* _Task statement_
Extract the entries in their exact form.

= = = = = = =

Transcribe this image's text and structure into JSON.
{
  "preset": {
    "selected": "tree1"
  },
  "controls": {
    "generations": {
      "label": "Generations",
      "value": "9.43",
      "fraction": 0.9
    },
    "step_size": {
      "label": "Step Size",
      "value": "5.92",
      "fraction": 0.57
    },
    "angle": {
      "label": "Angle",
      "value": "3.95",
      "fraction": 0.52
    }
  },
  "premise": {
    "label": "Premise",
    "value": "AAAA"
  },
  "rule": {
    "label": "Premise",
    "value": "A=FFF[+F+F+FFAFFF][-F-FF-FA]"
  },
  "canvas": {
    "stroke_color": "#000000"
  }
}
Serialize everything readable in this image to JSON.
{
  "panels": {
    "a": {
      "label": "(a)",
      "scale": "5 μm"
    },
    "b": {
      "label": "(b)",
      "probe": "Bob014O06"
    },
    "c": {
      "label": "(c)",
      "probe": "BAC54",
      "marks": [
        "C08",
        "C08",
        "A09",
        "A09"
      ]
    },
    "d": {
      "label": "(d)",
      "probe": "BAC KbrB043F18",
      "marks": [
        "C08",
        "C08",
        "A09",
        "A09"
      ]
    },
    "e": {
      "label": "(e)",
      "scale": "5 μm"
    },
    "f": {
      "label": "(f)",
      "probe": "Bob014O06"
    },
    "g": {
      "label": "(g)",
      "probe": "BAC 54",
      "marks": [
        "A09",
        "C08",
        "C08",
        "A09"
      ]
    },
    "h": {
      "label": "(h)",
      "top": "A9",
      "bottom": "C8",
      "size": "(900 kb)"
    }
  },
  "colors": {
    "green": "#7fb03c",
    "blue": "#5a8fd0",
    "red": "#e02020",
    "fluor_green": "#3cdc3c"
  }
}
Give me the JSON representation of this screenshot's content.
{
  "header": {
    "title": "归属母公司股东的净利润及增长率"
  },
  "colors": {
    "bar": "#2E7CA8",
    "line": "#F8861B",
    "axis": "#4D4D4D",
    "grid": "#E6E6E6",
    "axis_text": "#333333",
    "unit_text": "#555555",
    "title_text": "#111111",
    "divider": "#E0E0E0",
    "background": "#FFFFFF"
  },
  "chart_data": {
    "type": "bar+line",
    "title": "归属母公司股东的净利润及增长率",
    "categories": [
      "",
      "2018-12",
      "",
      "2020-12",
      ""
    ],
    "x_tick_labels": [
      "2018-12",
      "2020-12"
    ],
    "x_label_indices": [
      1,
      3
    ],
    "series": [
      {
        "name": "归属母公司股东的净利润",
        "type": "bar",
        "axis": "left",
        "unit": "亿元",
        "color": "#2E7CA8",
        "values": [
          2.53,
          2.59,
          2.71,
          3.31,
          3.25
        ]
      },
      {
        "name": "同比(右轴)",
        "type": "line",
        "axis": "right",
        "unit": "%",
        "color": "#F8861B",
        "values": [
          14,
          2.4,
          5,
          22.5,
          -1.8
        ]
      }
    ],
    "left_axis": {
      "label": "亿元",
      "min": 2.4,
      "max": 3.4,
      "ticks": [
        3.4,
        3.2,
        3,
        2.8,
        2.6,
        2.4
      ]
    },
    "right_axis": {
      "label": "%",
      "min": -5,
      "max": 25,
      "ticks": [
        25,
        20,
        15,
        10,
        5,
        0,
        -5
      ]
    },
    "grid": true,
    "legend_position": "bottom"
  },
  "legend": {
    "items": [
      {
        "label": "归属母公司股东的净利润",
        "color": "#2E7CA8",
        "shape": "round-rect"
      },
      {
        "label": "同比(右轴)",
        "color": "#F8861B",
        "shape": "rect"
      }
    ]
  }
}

= = = = = = =

* _Exercise answer_
Transcribe this image's text and structure into JSON.
{
  "preset": {
    "selected": "tree1"
  },
  "controls": {
    "generations": {
      "label": "Generations",
      "value": "9.43",
      "fraction": 0.9
    },
    "step_size": {
      "label": "Step Size",
      "value": "5.92",
      "fraction": 0.57
    },
    "angle": {
      "label": "Angle",
      "value": "3.95",
      "fraction": 0.52
    }
  },
  "premise": {
    "label": "Premise",
    "value": "AAAA"
  },
  "rule": {
    "label": "Premise",
    "value": "A=FFF[+F+F+FFAFFF][-F-FF-FA]"
  },
  "canvas": {
    "stroke_color": "#000000"
  }
}
Serialize everything readable in this image to JSON.
{
  "panels": {
    "a": {
      "label": "(a)",
      "scale": "5 μm"
    },
    "b": {
      "label": "(b)",
      "probe": "Bob014O06"
    },
    "c": {
      "label": "(c)",
      "probe": "BAC54",
      "marks": [
        "C08",
        "C08",
        "A09",
        "A09"
      ]
    },
    "d": {
      "label": "(d)",
      "probe": "BAC KbrB043F18",
      "marks": [
        "C08",
        "C08",
        "A09",
        "A09"
      ]
    },
    "e": {
      "label": "(e)",
      "scale": "5 μm"
    },
    "f": {
      "label": "(f)",
      "probe": "Bob014O06"
    },
    "g": {
      "label": "(g)",
      "probe": "BAC 54",
      "marks": [
        "A09",
        "C08",
        "C08",
        "A09"
      ]
    },
    "h": {
      "label": "(h)",
      "top": "A9",
      "bottom": "C8",
      "size": "(900 kb)"
    }
  },
  "colors": {
    "green": "#7fb03c",
    "blue": "#5a8fd0",
    "red": "#e02020",
    "fluor_green": "#3cdc3c"
  }
}
Give me the JSON representation of this screenshot's content.
{
  "header": {
    "title": "归属母公司股东的净利润及增长率"
  },
  "colors": {
    "bar": "#2E7CA8",
    "line": "#F8861B",
    "axis": "#4D4D4D",
    "grid": "#E6E6E6",
    "axis_text": "#333333",
    "unit_text": "#555555",
    "title_text": "#111111",
    "divider": "#E0E0E0",
    "background": "#FFFFFF"
  },
  "chart_data": {
    "type": "bar+line",
    "title": "归属母公司股东的净利润及增长率",
    "categories": [
      "",
      "2018-12",
      "",
      "2020-12",
      ""
    ],
    "x_tick_labels": [
      "2018-12",
      "2020-12"
    ],
    "x_label_indices": [
      1,
      3
    ],
    "series": [
      {
        "name": "归属母公司股东的净利润",
        "type": "bar",
        "axis": "left",
        "unit": "亿元",
        "color": "#2E7CA8",
        "values": [
          2.53,
          2.59,
          2.71,
          3.31,
          3.25
        ]
      },
      {
        "name": "同比(右轴)",
        "type": "line",
        "axis": "right",
        "unit": "%",
        "color": "#F8861B",
        "values": [
          14,
          2.4,
          5,
          22.5,
          -1.8
        ]
      }
    ],
    "left_axis": {
      "label": "亿元",
      "min": 2.4,
      "max": 3.4,
      "ticks": [
        3.4,
        3.2,
        3,
        2.8,
        2.6,
        2.4
      ]
    },
    "right_axis": {
      "label": "%",
      "min": -5,
      "max": 25,
      "ticks": [
        25,
        20,
        15,
        10,
        5,
        0,
        -5
      ]
    },
    "grid": true,
    "legend_position": "bottom"
  },
  "legend": {
    "items": [
      {
        "label": "归属母公司股东的净利润",
        "color": "#2E7CA8",
        "shape": "round-rect"
      },
      {
        "label": "同比(右轴)",
        "color": "#F8861B",
        "shape": "rect"
      }
    ]
  }
}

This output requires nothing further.